§ **SHORT TASK A**: Quote the whole forum post about the JULES fcm_make failure on JASMIN word for word.

§ **PAGE EXCERPT**:
'''

JULES on JASMIN - fcm fail

I’ve tried to re-run an old JULES rose suite using my original suite.rc file, but when running the fcm_make part, it complains that it can’t find the contrib/gnu/gcc/7.3.0 module. I did a quick check on JASMIN using “module avail” and noticed that this module no longer exists so I switched it for gcc/8.2.0 which does exist, however now I’m getting a load of fortran errors:

[FAIL] mpif90 -oo/water_constants_mod.o -c -DSCMA -DBL_DIAG_HACK -DINTEL_FORTRAN -I./include -I/gws/nopw/j04/jules/admin/netcdf/local_nc_par/3.1.1/intel.19.0.0//include -heap-arrays -fp-model precise -traceback /home/users/jmac87/cylc-run/u-ck523/share/fcm_make/preprocess/src/jules/src/params/standalone/water_constants_mod_jls.F90 # rc=127
[FAIL] mpif90: error while loading shared libraries: libiomp5.so: cannot open shared object file: No such file or directory
[FAIL] compile 0.0 ! water_constants_mod.o ← jules/src/params/standalone/water_constants_mod_jls.F90
[FAIL] mpif90 -oo/switches.o -c -DSCMA -DBL_DIAG_HACK -DINTEL_FORTRAN -I./include -I/gws/nopw/j04/jules/admin/netcdf/local_nc_par/3.1.1/intel.19.0.0//include -heap-arrays -fp-model precise -traceback /home/users/jmac87/cylc-run/u-ck523/share/fcm_make/preprocess/src/jules/src/control/shared/switches.F90 # rc=127

My hunch is that this has something to do with the various intel/compiler modules that I’m loading in under the [[JASMIN]] section of my suite.rc file (I’ve pasted this below). For some reason, these no longer work. I see there is now an intel.20.0.0 – maybe I need to use this? Or perhaps there is something else I need to change in my suite.rc file. Any ideas?

'''

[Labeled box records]
'''

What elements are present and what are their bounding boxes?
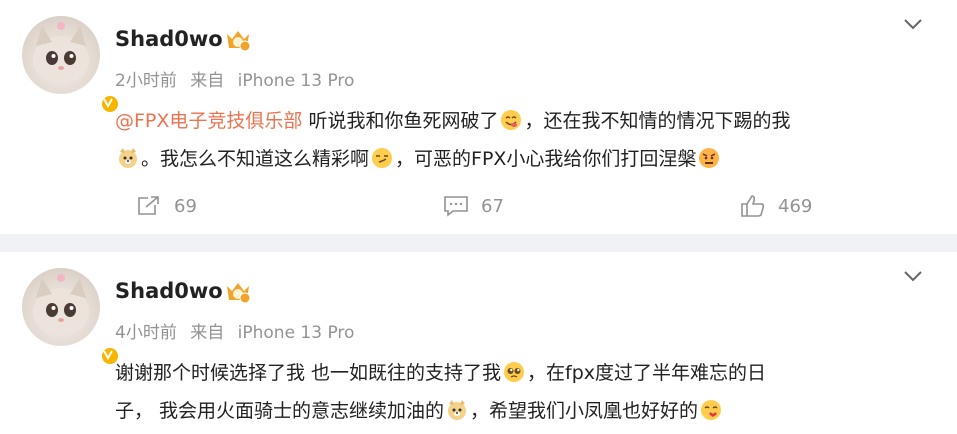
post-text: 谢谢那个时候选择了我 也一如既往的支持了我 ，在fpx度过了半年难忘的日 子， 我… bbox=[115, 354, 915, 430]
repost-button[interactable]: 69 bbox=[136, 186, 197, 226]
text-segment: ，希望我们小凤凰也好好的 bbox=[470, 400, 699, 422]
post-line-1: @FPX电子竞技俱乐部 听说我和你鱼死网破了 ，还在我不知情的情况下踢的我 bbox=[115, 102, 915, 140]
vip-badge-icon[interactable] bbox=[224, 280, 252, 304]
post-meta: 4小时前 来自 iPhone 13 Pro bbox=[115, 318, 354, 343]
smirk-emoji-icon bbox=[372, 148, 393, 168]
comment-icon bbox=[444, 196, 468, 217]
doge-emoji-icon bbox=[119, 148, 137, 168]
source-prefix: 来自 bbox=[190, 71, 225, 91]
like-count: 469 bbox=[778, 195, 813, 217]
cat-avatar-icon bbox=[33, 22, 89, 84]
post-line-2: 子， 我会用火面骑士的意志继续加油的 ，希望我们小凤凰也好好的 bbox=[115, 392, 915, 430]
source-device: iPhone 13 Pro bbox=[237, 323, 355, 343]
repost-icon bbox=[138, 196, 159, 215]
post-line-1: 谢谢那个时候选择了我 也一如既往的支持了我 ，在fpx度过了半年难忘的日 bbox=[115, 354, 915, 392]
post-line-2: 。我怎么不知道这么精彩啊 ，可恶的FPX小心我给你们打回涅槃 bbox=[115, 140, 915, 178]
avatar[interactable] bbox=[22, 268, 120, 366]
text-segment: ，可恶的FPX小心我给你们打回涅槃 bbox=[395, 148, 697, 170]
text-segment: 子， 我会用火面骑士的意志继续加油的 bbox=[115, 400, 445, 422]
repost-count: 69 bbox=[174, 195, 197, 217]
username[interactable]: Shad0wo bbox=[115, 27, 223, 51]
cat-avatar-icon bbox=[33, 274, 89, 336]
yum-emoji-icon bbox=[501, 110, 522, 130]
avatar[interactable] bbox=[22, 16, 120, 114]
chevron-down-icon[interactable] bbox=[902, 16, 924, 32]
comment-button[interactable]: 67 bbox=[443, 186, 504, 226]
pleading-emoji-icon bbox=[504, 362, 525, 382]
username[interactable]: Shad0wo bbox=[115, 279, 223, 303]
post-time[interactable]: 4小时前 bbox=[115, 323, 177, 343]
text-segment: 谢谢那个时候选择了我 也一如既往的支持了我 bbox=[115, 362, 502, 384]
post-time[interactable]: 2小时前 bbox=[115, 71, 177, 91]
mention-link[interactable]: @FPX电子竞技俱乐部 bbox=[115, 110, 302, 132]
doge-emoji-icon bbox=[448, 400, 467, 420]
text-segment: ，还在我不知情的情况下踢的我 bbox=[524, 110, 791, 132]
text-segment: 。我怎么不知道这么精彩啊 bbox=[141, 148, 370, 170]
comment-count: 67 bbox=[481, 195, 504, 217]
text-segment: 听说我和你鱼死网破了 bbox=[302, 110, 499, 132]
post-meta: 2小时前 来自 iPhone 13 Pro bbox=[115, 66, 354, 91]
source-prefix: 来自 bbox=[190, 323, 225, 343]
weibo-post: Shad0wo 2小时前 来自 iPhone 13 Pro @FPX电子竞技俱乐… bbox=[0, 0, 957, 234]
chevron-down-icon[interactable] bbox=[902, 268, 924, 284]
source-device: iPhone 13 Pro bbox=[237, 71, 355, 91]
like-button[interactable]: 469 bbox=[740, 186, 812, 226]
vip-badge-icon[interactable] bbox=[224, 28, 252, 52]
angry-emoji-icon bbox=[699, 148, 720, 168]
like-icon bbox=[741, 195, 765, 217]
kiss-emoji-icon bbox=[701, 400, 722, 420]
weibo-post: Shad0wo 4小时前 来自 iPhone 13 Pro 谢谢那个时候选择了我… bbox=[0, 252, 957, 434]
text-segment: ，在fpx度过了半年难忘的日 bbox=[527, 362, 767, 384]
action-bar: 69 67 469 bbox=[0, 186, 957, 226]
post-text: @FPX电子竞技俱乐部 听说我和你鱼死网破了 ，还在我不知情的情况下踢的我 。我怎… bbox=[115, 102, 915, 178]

'''
'''

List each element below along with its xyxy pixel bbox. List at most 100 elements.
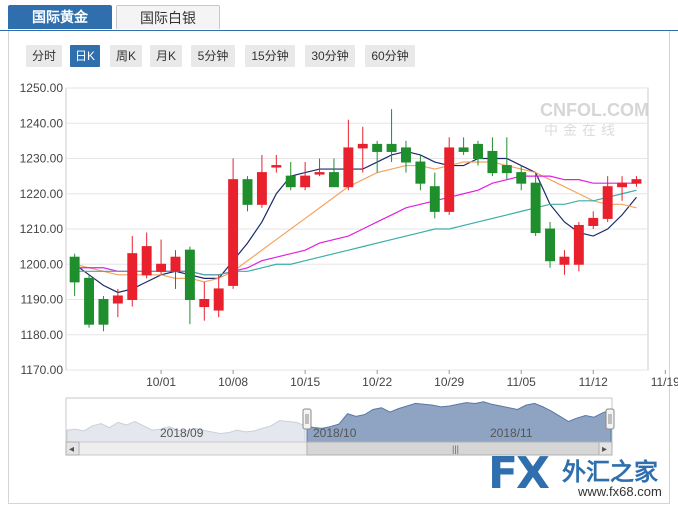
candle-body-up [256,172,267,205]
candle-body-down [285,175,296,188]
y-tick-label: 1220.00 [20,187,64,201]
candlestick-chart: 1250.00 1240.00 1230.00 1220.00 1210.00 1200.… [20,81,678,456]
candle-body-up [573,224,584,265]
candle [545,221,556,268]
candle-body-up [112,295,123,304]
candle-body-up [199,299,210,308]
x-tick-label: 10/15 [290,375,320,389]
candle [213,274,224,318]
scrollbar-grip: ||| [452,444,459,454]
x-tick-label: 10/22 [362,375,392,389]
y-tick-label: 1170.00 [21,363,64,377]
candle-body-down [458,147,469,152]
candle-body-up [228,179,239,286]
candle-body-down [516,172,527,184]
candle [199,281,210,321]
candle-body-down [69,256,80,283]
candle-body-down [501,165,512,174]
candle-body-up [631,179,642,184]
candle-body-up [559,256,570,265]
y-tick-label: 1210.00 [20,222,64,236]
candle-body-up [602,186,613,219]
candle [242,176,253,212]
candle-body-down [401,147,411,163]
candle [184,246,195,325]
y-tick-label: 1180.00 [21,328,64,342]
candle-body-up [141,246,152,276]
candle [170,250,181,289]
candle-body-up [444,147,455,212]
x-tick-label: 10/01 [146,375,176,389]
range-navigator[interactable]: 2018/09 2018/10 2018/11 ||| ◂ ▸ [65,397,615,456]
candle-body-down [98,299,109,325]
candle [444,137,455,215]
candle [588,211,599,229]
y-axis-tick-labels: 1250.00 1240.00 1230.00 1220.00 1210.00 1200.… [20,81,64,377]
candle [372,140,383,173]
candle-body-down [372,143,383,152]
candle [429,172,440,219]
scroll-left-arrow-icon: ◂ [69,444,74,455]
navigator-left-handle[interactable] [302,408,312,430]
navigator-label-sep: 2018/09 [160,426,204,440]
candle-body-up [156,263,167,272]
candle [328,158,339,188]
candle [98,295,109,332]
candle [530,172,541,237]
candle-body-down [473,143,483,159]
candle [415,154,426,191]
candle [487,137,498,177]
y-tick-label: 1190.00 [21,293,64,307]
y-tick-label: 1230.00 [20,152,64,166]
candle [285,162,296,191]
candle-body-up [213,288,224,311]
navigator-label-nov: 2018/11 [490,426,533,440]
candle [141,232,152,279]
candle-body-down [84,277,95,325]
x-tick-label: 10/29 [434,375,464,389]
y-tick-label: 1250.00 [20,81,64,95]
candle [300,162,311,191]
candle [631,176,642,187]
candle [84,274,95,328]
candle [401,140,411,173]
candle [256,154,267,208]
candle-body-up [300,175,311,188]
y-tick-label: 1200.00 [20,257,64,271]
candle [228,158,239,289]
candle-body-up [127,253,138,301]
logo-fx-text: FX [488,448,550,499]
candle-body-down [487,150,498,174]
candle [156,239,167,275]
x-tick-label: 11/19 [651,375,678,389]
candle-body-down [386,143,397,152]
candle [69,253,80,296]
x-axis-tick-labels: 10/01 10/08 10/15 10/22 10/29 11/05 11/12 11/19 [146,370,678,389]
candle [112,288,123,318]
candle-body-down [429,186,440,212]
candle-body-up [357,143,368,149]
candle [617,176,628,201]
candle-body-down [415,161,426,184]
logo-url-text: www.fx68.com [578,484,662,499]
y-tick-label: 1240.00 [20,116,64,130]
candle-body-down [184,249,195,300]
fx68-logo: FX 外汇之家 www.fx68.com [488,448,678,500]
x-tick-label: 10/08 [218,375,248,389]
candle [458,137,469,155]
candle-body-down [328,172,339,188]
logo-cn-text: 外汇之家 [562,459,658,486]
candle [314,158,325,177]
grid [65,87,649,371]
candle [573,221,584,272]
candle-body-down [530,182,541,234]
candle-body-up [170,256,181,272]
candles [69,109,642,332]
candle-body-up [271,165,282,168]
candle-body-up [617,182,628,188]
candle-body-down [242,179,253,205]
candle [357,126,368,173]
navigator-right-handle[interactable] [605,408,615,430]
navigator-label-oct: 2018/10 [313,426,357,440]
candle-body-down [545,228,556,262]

'''

§ **SHORT TASK B**: Print the stretch of the records from the line containing "candle-body-up [256,172,267,205]" through the line containing "candle [213,274,224,318]", both included, and nothing else.

§ **FINISHED ANSWER A**:
JULES on JASMIN - fcm fail

I’ve tried to re-run an old JULES rose suite using my original suite.rc file, but when running the fcm_make part, it complains that it can’t find the contrib/gnu/gcc/7.3.0 module. I did a quick check on JASMIN using “module avail” and noticed that this module no longer exists so I switched it for gcc/8.2.0 which does exist, however now I’m getting a load of fortran errors:

[FAIL] mpif90 -oo/water_constants_mod.o -c -DSCMA -DBL_DIAG_HACK -DINTEL_FORTRAN -I./include -I/gws/nopw/j04/jules/admin/netcdf/local_nc_par/3.1.1/intel.19.0.0//include -heap-arrays -fp-model precise -traceback /home/users/jmac87/cylc-run/u-ck523/share/fcm_make/preprocess/src/jules/src/params/standalone/water_constants_mod_jls.F90 # rc=127
[FAIL] mpif90: error while loading shared libraries: libiomp5.so: cannot open shared object file: No such file or directory
[FAIL] compile 0.0 ! water_constants_mod.o ← jules/src/params/standalone/water_constants_mod_jls.F90
[FAIL] mpif90 -oo/switches.o -c -DSCMA -DBL_DIAG_HACK -DINTEL_FORTRAN -I./include -I/gws/nopw/j04/jules/admin/netcdf/local_nc_par/3.1.1/intel.19.0.0//include -heap-arrays -fp-model precise -traceback /home/users/jmac87/cylc-run/u-ck523/share/fcm_make/preprocess/src/jules/src/control/shared/switches.F90 # rc=127

My hunch is that this has something to do with the various intel/compiler modules that I’m loading in under the [[JASMIN]] section of my suite.rc file (I’ve pasted this below). For some reason, these no longer work. I see there is now an intel.20.0.0 – maybe I need to use this? Or perhaps there is something else I need to change in my suite.rc file. Any ideas?

§ **FINISHED ANSWER B**:
candle-body-up [256,172,267,205]
candle-body-down [285,175,296,188]
y-tick-label: 1220.00 [20,187,64,201]
candlestick-chart: 1250.00 1240.00 1230.00 1220.00 1210.00 1200.… [20,81,678,456]
candle-body-up [573,224,584,265]
candle [545,221,556,268]
candle-body-up [112,295,123,304]
candle-body-up [199,299,210,308]
x-tick-label: 10/15 [290,375,320,389]
candle [213,274,224,318]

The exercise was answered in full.